Figure content listings:
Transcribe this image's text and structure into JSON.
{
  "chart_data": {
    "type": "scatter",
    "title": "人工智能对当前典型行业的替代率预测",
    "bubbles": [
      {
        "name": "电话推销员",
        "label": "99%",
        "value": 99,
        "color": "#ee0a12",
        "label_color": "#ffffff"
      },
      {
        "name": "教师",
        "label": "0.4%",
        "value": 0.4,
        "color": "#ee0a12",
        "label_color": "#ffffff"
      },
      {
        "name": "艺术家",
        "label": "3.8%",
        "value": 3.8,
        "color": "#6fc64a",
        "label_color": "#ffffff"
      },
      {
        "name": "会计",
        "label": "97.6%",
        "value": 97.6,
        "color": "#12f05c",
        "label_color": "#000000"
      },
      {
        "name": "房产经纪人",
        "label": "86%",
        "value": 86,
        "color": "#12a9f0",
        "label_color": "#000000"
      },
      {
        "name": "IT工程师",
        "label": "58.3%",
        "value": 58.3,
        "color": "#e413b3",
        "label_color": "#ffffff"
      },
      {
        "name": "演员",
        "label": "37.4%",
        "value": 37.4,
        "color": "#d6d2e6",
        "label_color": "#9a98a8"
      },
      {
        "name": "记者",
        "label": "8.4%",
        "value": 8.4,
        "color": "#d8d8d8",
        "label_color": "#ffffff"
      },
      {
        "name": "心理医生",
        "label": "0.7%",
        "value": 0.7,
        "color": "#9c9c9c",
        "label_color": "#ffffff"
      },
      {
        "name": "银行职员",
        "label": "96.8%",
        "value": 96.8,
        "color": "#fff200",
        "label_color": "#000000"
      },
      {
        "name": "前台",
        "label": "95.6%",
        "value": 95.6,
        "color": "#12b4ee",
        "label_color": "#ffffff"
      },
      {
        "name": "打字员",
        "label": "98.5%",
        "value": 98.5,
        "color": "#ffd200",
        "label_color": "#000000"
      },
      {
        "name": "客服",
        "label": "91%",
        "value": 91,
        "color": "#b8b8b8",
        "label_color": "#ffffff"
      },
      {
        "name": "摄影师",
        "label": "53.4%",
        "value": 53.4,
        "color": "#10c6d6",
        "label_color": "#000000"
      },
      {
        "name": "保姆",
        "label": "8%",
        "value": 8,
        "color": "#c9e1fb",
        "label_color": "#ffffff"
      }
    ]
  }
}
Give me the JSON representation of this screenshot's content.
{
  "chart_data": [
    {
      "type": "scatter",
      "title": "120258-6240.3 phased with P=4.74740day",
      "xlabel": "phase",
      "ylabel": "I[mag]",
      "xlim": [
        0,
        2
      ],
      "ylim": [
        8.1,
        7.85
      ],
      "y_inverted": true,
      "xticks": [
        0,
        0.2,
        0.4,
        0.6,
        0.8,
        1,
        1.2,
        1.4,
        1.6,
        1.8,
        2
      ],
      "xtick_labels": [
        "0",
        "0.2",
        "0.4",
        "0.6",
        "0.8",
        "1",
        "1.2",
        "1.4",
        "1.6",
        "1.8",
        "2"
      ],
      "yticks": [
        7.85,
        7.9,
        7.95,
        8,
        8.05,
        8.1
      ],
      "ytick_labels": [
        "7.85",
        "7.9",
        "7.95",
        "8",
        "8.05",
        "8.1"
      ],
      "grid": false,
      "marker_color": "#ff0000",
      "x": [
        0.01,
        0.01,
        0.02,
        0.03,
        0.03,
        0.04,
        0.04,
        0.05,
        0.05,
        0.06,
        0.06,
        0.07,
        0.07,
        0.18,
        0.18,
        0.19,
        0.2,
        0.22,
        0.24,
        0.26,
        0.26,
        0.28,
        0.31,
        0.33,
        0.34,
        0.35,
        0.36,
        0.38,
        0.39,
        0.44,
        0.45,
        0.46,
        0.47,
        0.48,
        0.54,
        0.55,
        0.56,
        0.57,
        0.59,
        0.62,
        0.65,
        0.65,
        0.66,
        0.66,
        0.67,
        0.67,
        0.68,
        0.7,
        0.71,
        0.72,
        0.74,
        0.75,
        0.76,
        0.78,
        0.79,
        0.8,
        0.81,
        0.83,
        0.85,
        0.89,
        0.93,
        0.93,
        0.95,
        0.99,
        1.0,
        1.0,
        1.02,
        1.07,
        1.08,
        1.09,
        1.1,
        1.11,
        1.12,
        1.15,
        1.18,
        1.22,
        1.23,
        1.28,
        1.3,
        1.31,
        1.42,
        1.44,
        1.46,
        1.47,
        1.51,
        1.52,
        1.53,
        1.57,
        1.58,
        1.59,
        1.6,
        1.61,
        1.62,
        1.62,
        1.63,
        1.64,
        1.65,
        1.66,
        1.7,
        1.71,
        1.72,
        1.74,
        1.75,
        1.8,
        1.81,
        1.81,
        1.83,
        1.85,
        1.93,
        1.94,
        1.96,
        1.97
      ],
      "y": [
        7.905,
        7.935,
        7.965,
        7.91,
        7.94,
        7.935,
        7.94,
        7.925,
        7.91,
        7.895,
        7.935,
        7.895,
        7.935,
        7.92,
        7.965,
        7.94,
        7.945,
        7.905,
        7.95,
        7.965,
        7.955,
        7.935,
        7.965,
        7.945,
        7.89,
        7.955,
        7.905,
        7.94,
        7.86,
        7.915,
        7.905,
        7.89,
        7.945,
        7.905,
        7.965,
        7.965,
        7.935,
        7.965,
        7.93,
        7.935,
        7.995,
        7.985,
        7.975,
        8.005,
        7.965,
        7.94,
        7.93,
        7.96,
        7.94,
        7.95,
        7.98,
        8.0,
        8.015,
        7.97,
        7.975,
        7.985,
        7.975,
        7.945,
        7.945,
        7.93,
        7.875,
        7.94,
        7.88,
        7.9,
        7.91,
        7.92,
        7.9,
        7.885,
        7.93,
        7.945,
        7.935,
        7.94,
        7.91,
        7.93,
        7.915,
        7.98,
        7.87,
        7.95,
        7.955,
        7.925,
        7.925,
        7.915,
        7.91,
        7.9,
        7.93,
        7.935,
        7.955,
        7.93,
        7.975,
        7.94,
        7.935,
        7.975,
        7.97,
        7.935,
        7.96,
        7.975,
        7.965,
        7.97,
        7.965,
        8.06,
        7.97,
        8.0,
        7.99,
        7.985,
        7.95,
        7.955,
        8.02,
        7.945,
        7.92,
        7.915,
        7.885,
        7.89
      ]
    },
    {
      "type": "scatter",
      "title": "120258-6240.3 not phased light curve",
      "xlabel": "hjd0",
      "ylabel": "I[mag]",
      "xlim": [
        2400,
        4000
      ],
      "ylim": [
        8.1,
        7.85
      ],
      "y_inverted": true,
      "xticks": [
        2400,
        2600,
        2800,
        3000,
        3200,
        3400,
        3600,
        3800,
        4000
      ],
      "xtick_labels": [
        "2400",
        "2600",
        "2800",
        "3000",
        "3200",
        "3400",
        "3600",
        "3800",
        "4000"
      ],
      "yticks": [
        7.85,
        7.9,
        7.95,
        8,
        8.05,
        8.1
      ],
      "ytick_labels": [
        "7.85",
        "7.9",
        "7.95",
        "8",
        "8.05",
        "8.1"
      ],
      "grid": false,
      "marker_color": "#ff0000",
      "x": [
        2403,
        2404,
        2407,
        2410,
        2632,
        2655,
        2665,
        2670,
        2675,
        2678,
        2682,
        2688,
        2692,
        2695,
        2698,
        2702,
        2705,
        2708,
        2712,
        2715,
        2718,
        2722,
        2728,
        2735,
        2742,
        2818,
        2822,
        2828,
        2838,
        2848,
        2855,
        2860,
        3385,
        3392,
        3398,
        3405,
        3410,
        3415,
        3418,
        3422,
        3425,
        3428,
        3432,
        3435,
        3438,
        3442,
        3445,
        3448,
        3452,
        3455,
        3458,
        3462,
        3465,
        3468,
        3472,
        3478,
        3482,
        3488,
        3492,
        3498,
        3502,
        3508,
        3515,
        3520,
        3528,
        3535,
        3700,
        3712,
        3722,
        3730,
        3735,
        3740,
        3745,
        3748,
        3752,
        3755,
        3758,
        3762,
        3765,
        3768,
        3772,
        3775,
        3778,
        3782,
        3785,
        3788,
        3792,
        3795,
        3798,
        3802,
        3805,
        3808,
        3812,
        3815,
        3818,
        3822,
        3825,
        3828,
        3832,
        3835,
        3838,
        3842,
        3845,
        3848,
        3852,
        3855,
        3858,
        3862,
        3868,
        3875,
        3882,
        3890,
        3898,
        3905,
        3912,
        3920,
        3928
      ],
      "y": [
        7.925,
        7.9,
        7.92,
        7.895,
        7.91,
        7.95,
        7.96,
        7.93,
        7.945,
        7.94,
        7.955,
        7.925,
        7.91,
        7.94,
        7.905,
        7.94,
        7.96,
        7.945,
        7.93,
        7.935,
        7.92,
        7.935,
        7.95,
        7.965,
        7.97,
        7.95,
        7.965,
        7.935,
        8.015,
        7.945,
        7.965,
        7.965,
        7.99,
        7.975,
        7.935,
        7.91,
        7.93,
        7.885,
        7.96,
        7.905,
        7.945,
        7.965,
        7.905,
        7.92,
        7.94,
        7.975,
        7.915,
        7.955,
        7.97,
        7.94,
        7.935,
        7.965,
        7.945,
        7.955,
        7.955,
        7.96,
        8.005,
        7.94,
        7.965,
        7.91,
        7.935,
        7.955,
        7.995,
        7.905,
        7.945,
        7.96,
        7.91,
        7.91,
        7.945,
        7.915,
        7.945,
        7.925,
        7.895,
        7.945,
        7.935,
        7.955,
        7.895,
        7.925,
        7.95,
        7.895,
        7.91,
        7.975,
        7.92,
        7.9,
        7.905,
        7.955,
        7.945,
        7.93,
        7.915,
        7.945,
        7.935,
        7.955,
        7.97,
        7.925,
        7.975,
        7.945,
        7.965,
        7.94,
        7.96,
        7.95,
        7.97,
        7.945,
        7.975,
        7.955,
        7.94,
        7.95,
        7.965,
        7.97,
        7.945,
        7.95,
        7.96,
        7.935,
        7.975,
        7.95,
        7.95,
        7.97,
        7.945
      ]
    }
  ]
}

Stated task: Look through the listing above. Pick out each line with "title" and copy it.

Solved exercise:
    "title": "人工智能对当前典型行业的替代率预测",
      "title": "120258-6240.3 phased with P=4.74740day",
      "title": "120258-6240.3 not phased light curve",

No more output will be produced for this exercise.